• _Collected data_:
_ _ _ _ _ _ _

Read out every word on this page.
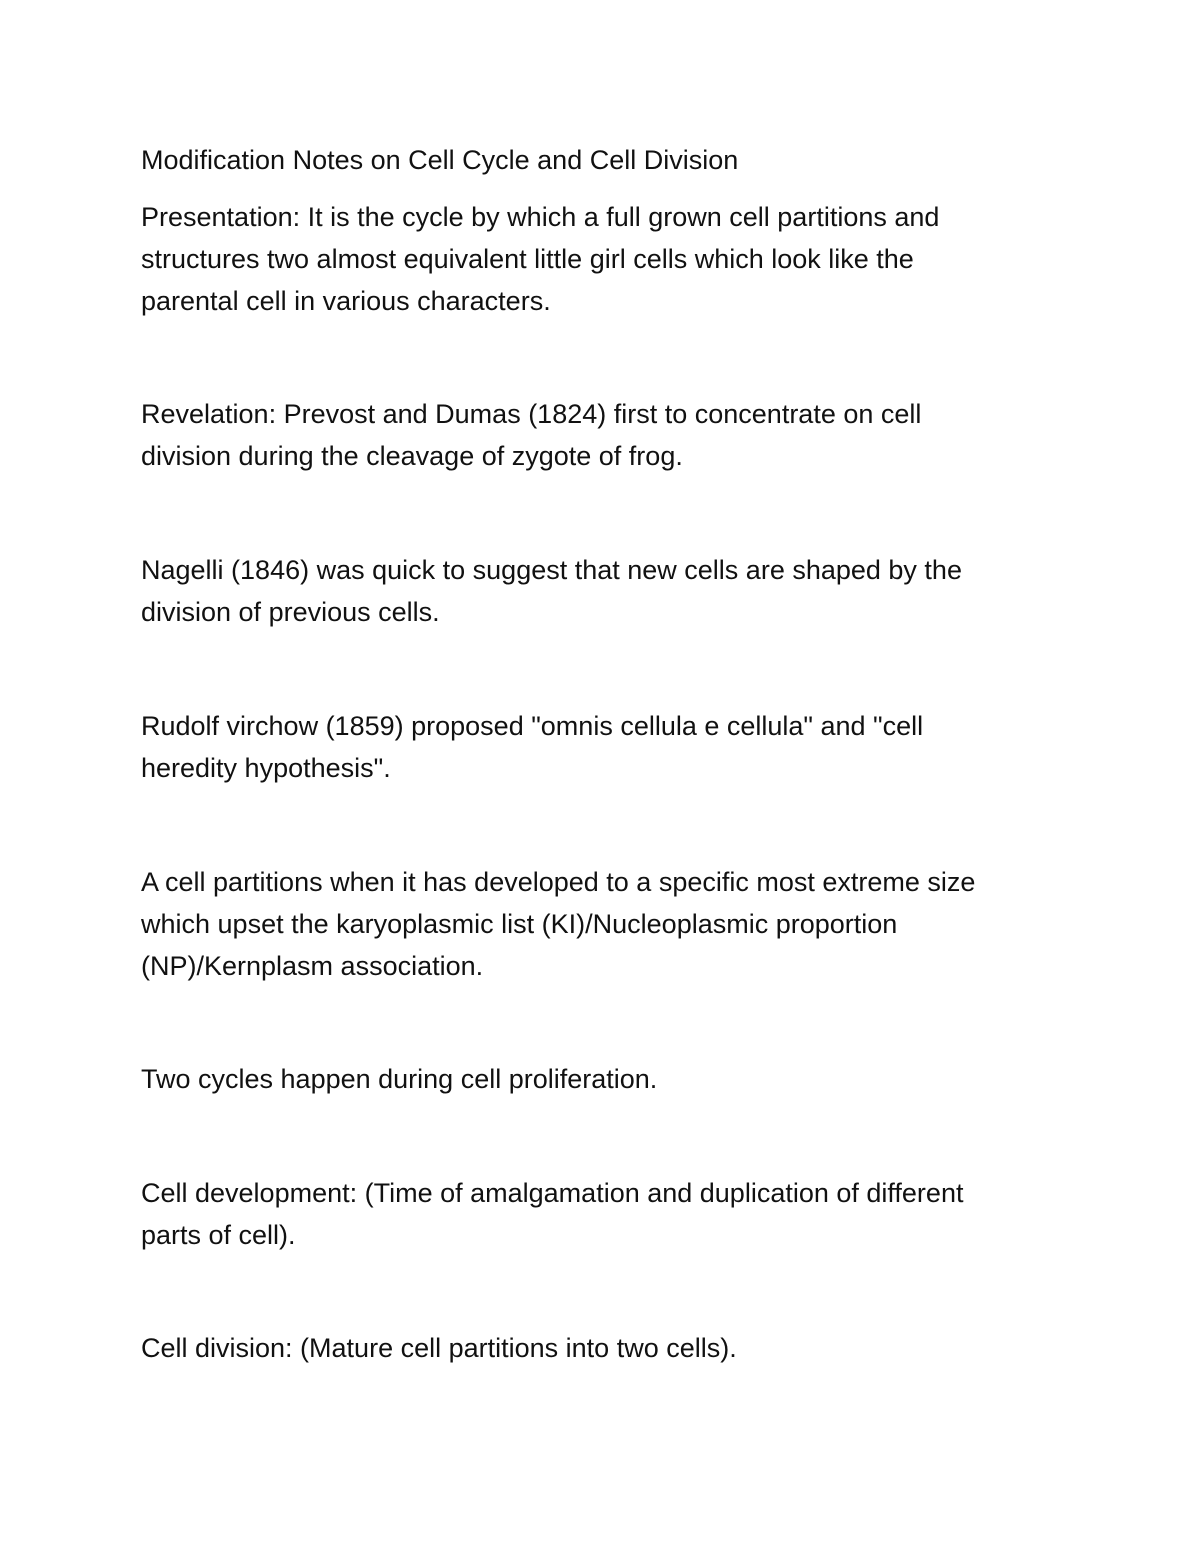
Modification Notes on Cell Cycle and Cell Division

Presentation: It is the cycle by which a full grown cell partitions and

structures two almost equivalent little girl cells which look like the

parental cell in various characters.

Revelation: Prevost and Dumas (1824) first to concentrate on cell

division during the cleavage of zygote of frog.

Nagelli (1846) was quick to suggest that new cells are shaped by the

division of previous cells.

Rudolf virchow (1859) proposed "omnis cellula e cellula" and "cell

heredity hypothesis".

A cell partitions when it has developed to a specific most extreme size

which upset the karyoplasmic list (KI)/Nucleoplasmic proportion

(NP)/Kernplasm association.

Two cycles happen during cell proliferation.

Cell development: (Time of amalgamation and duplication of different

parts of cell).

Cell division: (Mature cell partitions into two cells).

_ _ _ _ _ _ _

• _Problem to work on_: Check each line of the data for "partitions". Copy the lines where it turns up.

• _Response area_:
Presentation: It is the cycle by which a full grown cell partitions and
A cell partitions when it has developed to a specific most extreme size
Cell division: (Mature cell partitions into two cells).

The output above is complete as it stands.